Posts tagged ‘Vanilla’

April 26, 2015

Bourbon Panna Cotta with Hot Fudge Sauce

Bourbon Panna Cotta

Once again I have to apologize for how tardy I’ve been in posting new recipes. I actually made this dish back on Valentine’s Day, but work and school have been all-consuming over the past several months. Add in the fact that Maggie and I just bought our first home (!!!) and you can imagine it’s been a very busy time for me. Now that things have settled down though I hope to get back to a more regular posting schedule.

If you were expecting a verbose return, I’m going to disappoint you once more; there isn’t that much to say about this dish. It’s cream, vanilla, nutmeg, chocolate – and bourbon. If you aren’t sold after hearing that lineup, you might be a lost cause. I just don’t think there is anything I can do.

The real uniqueness of panna cotta comes from the silky yet firm texture and, of course, the presentation. I used a broad, shallow dish for the cast, but you can really use any shape you want as long as you can get the panna cotta out after a warm water bath. Feel free to experiment!

Bourbon Panna Cotta with Hot Fudge Sauce (serves 4)

▸ **Records shown**:
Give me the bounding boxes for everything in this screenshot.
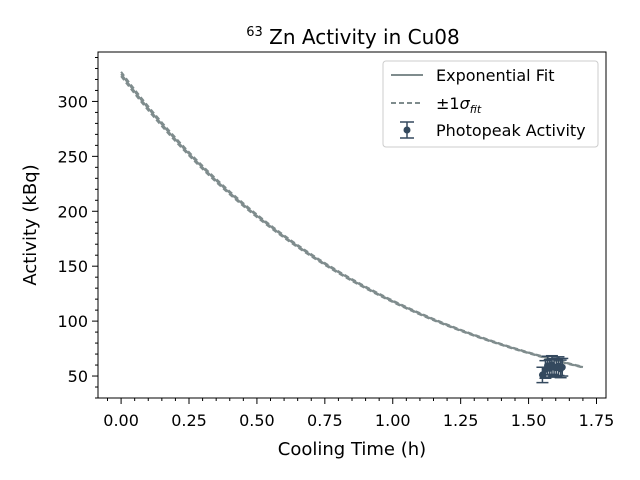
photopeak-marker-9 bbox=[558, 363, 566, 371]
photopeak-point-9 bbox=[556, 357, 569, 377]
chart-title-main: Zn Activity in Cu08 bbox=[269, 25, 460, 49]
y-tick-label-4: 250 bbox=[57, 147, 88, 166]
x-tick-label-6: 1.50 bbox=[511, 411, 547, 430]
legend-sigma-subscript: fit bbox=[470, 103, 482, 116]
y-axis-label: Activity (kBq) bbox=[20, 164, 41, 285]
legend-fit-label: Exponential Fit bbox=[436, 66, 554, 85]
legend-sigma-prefix: ±1 bbox=[436, 94, 460, 113]
fit-line bbox=[120, 73, 584, 369]
y-tick-label-3: 200 bbox=[57, 202, 88, 221]
x-axis: 0.00 0.25 0.50 0.75 1.00 1.25 1.50 1.75 bbox=[103, 398, 614, 430]
legend-photopeak-label: Photopeak Activity bbox=[436, 121, 586, 140]
x-tick-label-3: 0.75 bbox=[307, 411, 343, 430]
legend-sigma-symbol: σ bbox=[460, 94, 471, 113]
legend-sigma-label: ±1σfit bbox=[436, 94, 482, 116]
x-axis-label: Cooling Time (h) bbox=[278, 439, 426, 460]
y-tick-label-0: 50 bbox=[68, 367, 88, 386]
y-tick-label-1: 100 bbox=[57, 312, 88, 331]
photopeak-layer bbox=[536, 354, 569, 384]
x-tick-label-4: 1.00 bbox=[375, 411, 411, 430]
y-tick-label-2: 150 bbox=[57, 257, 88, 276]
legend-box bbox=[382, 60, 599, 148]
legend: Exponential Fit ±1σfit Photopeak Activit… bbox=[382, 60, 599, 148]
fit-layer bbox=[120, 73, 584, 369]
legend-photopeak-marker bbox=[403, 126, 411, 134]
x-tick-label-7: 1.75 bbox=[579, 411, 615, 430]
y-axis: 50 100 150 200 250 300 bbox=[57, 56, 98, 399]
legend-photopeak-swatch bbox=[400, 121, 414, 139]
x-tick-label-0: 0.00 bbox=[103, 411, 139, 430]
chart-title-superscript: 63 bbox=[246, 25, 263, 40]
x-tick-label-5: 1.25 bbox=[443, 411, 479, 430]
chart-title: 63 Zn Activity in Cu08 bbox=[246, 17, 459, 49]
x-tick-label-2: 0.50 bbox=[239, 411, 275, 430]
y-tick-label-5: 300 bbox=[57, 92, 88, 111]
x-tick-label-1: 0.25 bbox=[171, 411, 207, 430]
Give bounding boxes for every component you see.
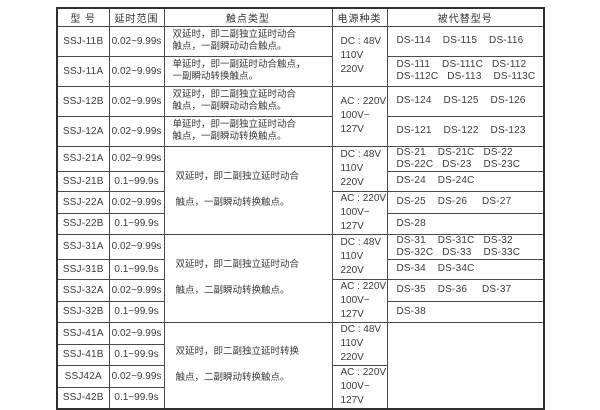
replaced-cell: DS-34 DS-34C [386,258,545,280]
table-row: SSJ-22B 0.1~99.9s DS-28 [56,212,545,235]
header-replaced-models: 被代替型号 [386,7,545,27]
model-cell: SSJ-11A [56,55,110,87]
replaced-cell: DS-121 DS-122 DS-123 [386,115,545,147]
range-cell: 0.02~9.99s [108,321,165,345]
contact-cell-merged: 双延时，即二副独立延时动合 触点，二副瞬动转换触点。 [163,233,333,323]
contact-cell-merged: 双延时，即二副独立延时动合 触点，一副瞬动转换触点。 [163,145,333,235]
power-cell-ac: AC : 220V 100V~ 127V [331,190,388,235]
range-cell: 0.1~99.9s [108,300,165,323]
model-cell: SSJ-32A [56,278,110,302]
header-contact-type: 触点类型 [163,7,333,27]
replaced-cell: DS-35 DS-36 DS-37 [386,278,545,302]
power-cell-ac: AC : 220V 100V~ 127V [331,85,388,147]
model-cell: SSJ-22A [56,190,110,214]
range-cell: 0.02~9.99s [108,145,165,172]
contact-cell: 双延时，即二副独立延时动合 触点，一副瞬动动合触点。 [163,25,333,57]
range-cell: 0.02~9.99s [108,233,165,260]
range-cell: 0.1~99.9s [108,386,165,410]
range-cell: 0.1~99.9s [108,343,165,366]
contact-cell: 单延时，即一副独立延时动合 触点，一副瞬动转换触点。 [163,115,333,147]
header-delay-range: 延时范围 [108,7,165,27]
model-cell: SSJ-11B [56,25,110,57]
range-cell: 0.02~9.99s [108,278,165,302]
replaced-cell: DS-114 DS-115 DS-116 [386,25,545,57]
contact-cell: 单延时，即一副延时动合触点， 一副瞬动转换触点。 [163,55,333,87]
model-cell: SSJ-21B [56,170,110,192]
header-power-type: 电源种类 [331,7,388,27]
header-row: 型 号 延时范围 触点类型 电源种类 被代替型号 [56,7,545,27]
range-cell: 0.1~99.9s [108,258,165,280]
table-row: SSJ-32A 0.02~9.99s AC : 220V 100V~ 127V … [56,278,545,323]
range-cell: 0.02~9.99s [108,85,165,117]
replaced-cell: DS-31 DS-31C DS-32 DS-32C DS-33 DS-33C [386,233,545,260]
table-row: SSJ-12A 0.02~9.99s 单延时，即一副独立延时动合 触点，一副瞬动… [56,115,545,147]
model-cell: SSJ-12A [56,115,110,147]
power-cell-dc: DC : 48V 110V 220V [331,145,388,192]
model-cell: SSJ-21A [56,145,110,172]
range-cell: 0.02~9.99s [108,25,165,57]
replaced-cell-empty [386,321,545,409]
table-row: SSJ-31A 0.02~9.99s 双延时，即二副独立延时动合 触点，二副瞬动… [56,233,545,323]
range-cell: 0.02~9.99s [108,55,165,87]
replaced-cell: DS-124 DS-125 DS-126 [386,85,545,117]
range-cell: 0.1~99.9s [108,212,165,235]
replaced-cell: DS-28 [386,212,545,235]
replaced-cell: DS-24 DS-24C [386,170,545,192]
contact-cell: 双延时，即二副独立延时动合 触点，一副瞬动动合触点。 [163,85,333,117]
table-row: SSJ-41A 0.02~9.99s 双延时，即二副独立延时转换 触点，二副瞬动… [56,321,545,409]
header-model: 型 号 [56,7,110,27]
table-row: SSJ-11B 0.02~9.99s 双延时，即二副独立延时动合 触点，一副瞬动… [56,25,545,87]
table-row: SSJ-22A 0.02~9.99s AC : 220V 100V~ 127V … [56,190,545,235]
model-cell: SSJ-32B [56,300,110,323]
power-cell-dc: DC : 48V 110V 220V [331,233,388,280]
contact-cell-merged: 双延时，即二副独立延时转换 触点，二副瞬动转换触点。 [163,321,333,409]
range-cell: 0.02~9.99s [108,115,165,147]
power-cell-dc: DC : 48V 110V 220V [331,321,388,366]
range-cell: 0.1~99.9s [108,170,165,192]
model-cell: SSJ-22B [56,212,110,235]
model-cell: SSJ-42B [56,386,110,410]
model-cell: SSJ-12B [56,85,110,117]
range-cell: 0.02~9.99s [108,190,165,214]
model-cell: SSJ42A [56,364,110,388]
table-row: SSJ-41B 0.1~99.9s [56,343,544,366]
replaced-cell: DS-25 DS-26 DS-27 [386,190,545,214]
replaced-cell: DS-21 DS-21C DS-22 DS-22C DS-23 DS-23C [386,145,545,172]
model-cell: SSJ-41A [56,321,110,345]
table-row: SSJ-21A 0.02~9.99s 双延时，即二副独立延时动合 触点，一副瞬动… [56,145,545,235]
power-cell-dc: DC : 48V 110V 220V [331,25,388,87]
replaced-cell: DS-111 DS-111C DS-112 DS-112C DS-113 DS-… [386,55,545,87]
table-row: SSJ-12B 0.02~9.99s 双延时，即二副独立延时动合 触点，一副瞬动… [56,85,545,147]
table-row: SSJ-11A 0.02~9.99s 单延时，即一副延时动合触点， 一副瞬动转换… [56,55,545,87]
model-cell: SSJ-31B [56,258,110,280]
relay-spec-table: 型 号 延时范围 触点类型 电源种类 被代替型号 SSJ-11B 0.02~9.… [56,7,545,410]
model-cell: SSJ-41B [56,343,110,366]
model-cell: SSJ-31A [56,233,110,260]
power-cell-ac: AC : 220V 100V~ 127V [331,364,388,409]
range-cell: 0.02~9.99s [108,364,165,388]
replaced-cell: DS-38 [386,300,545,323]
power-cell-ac: AC : 220V 100V~ 127V [331,278,388,323]
table-row: SSJ-21B 0.1~99.9s DS-24 DS-24C [56,170,545,192]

▸ **Tasks to perform**:
1. Repeat the part of the bourbon panna cotta post starting with "If you were" and going on through "Sauce (serves 4)".
2. Finish out the next part of the bourbon panna cotta post, picking up after its last line.

▸ **Responses by task**:
1.
If you were expecting a verbose return, I’m going to disappoint you once more; there isn’t that much to say about this dish. It’s cream, vanilla, nutmeg, chocolate – and bourbon. If you aren’t sold after hearing that lineup, you might be a lost cause. I just don’t think there is anything I can do.

The real uniqueness of panna cotta comes from the silky yet firm texture and, of course, the presentation. I used a broad, shallow dish for the cast, but you can really use any shape you want as long as you can get the panna cotta out after a warm water bath. Feel free to experiment!

Bourbon Panna Cotta with Hot Fudge Sauce (serves 4)

2.
Panna Cotta Ingredients

  • 1/4 cup bourbon
  • 1 tablespoon unflavored powdered gelatin
  • 2 cups heavy whipping cream
  • 1/3 cup sugar
  • 1 teaspoons vanilla extract
  • 1 dash of nutmeg

Hot Fudge Sauce Ingredients

  • 1/2 cup heavy cream
  • 1/4 cup brown sugar
  • 1 tablespoon of butter
  • 1 pinch of salt
  • 1 cup semisweet chocolate, broken into small pieces

Instructions

  1. Pour the bourbon into a bowl and sprinkle the gelatin over it. Let stand for 4-5 minutes until the gelatin has softened and dissolved.
  2. In a saucepan, heat the cream on medium until it begins to simmer. Add the sugar, vanilla extract, and nutmeg and continue to simmer, stirring occasionally, for about 5 minutes or until the sugar has dissolved.
  3. Pour the cream mixture into the bowl and gentle mix into the bourbon and gelatin until fully incorporated. Divide the mixture into serving vessels and refrigerate for at least four hours to give the panna cotta time to set up.
  4. In a saucepan, heat the 1/2 cup of heavy cream to a simmer. Add the brown sugar, salt and butter and continue simmering until dissolved. Add in half the chocolate and continue stirring until melted and mixed in. Repeat with the second half of the chocolate and remove the pan from the heat.
  5. To serve, fill a pot or casserole dish with hot water and set the panna cotta vessels inside so that the tops are just above the water line. After about 1 minute, remove the vessels from the water and run a knife along the outside edge. Gently flip the vessel onto a plate, giving it a light pat if the panna cotta doesn’t come free immediately. Drizzle with hot fudge sauce and serve.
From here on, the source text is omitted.